▶ _PROBLEM DESCRIPTION_:
Only the lines holding the string "Deutsch" are needed. Copy each one.

[Dataset records]
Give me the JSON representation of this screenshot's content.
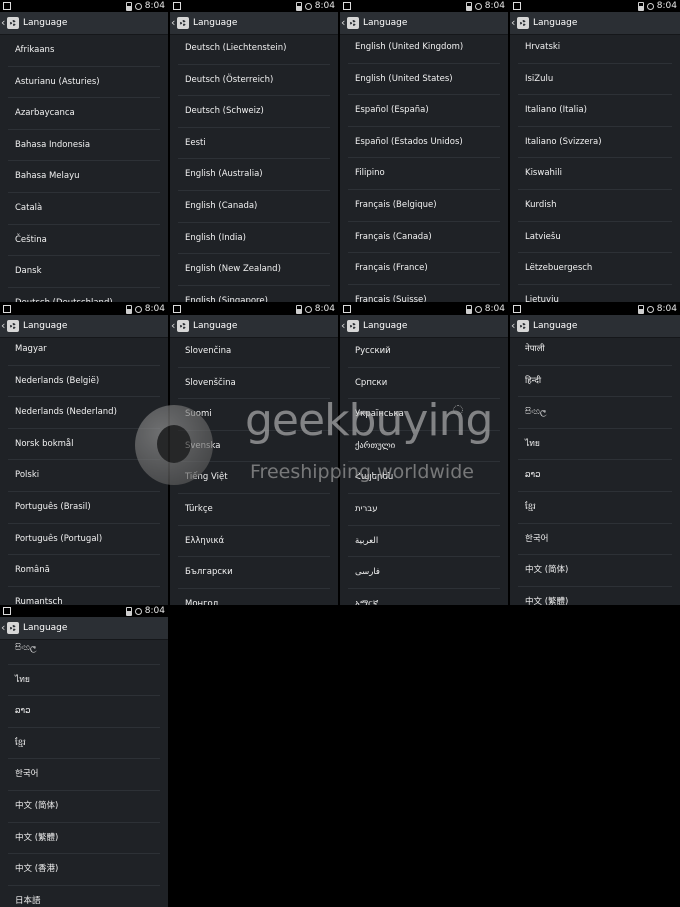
{
  "status": {
    "time": "8:04"
  },
  "header": {
    "title": "Language",
    "back": "‹"
  },
  "watermark": {
    "brand": "geekbuying",
    "tagline": "Freeshipping worldwide"
  },
  "panels": [
    {
      "items": [
        "Afrikaans",
        "Asturianu (Asturies)",
        "Azarbaycanca",
        "Bahasa Indonesia",
        "Bahasa Melayu",
        "Català",
        "Čeština",
        "Dansk",
        "Deutsch (Deutschland)"
      ]
    },
    {
      "items": [
        "Deutsch (Liechtenstein)",
        "Deutsch (Österreich)",
        "Deutsch (Schweiz)",
        "Eesti",
        "English (Australia)",
        "English (Canada)",
        "English (India)",
        "English (New Zealand)",
        "English (Singapore)"
      ]
    },
    {
      "items": [
        "English (United Kingdom)",
        "English (United States)",
        "Español (España)",
        "Español (Estados Unidos)",
        "Filipino",
        "Français (Belgique)",
        "Français (Canada)",
        "Français (France)",
        "Français (Suisse)"
      ]
    },
    {
      "items": [
        "Hrvatski",
        "IsiZulu",
        "Italiano (Italia)",
        "Italiano (Svizzera)",
        "Kiswahili",
        "Kurdish",
        "Latviešu",
        "Lëtzebuergesch",
        "Lietuvių"
      ]
    },
    {
      "items": [
        "Magyar",
        "Nederlands (België)",
        "Nederlands (Nederland)",
        "Norsk bokmål",
        "Polski",
        "Português (Brasil)",
        "Português (Portugal)",
        "Română",
        "Rumantsch"
      ]
    },
    {
      "items": [
        "Slovenčina",
        "Slovenščina",
        "Suomi",
        "Svenska",
        "Tiếng Việt",
        "Türkçe",
        "Ελληνικά",
        "Български",
        "Монгол"
      ]
    },
    {
      "items": [
        "Русский",
        "Српски",
        "Українська",
        "ქართული",
        "Հայերեն",
        "עברית",
        "العربية",
        "فارسی",
        "አማርኛ"
      ]
    },
    {
      "items": [
        "नेपाली",
        "हिन्दी",
        "සිංහල",
        "ไทย",
        "ລາວ",
        "ខ្មែរ",
        "한국어",
        "中文 (简体)",
        "中文 (繁體)"
      ]
    },
    {
      "items": [
        "සිංහල",
        "ไทย",
        "ລາວ",
        "ខ្មែរ",
        "한국어",
        "中文 (简体)",
        "中文 (繁體)",
        "中文 (香港)",
        "日本語"
      ]
    }
  ]
}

▶ _RESULT OF THIS EXERCISE_:
        "Deutsch (Deutschland)"
        "Deutsch (Liechtenstein)",
        "Deutsch (Österreich)",
        "Deutsch (Schweiz)",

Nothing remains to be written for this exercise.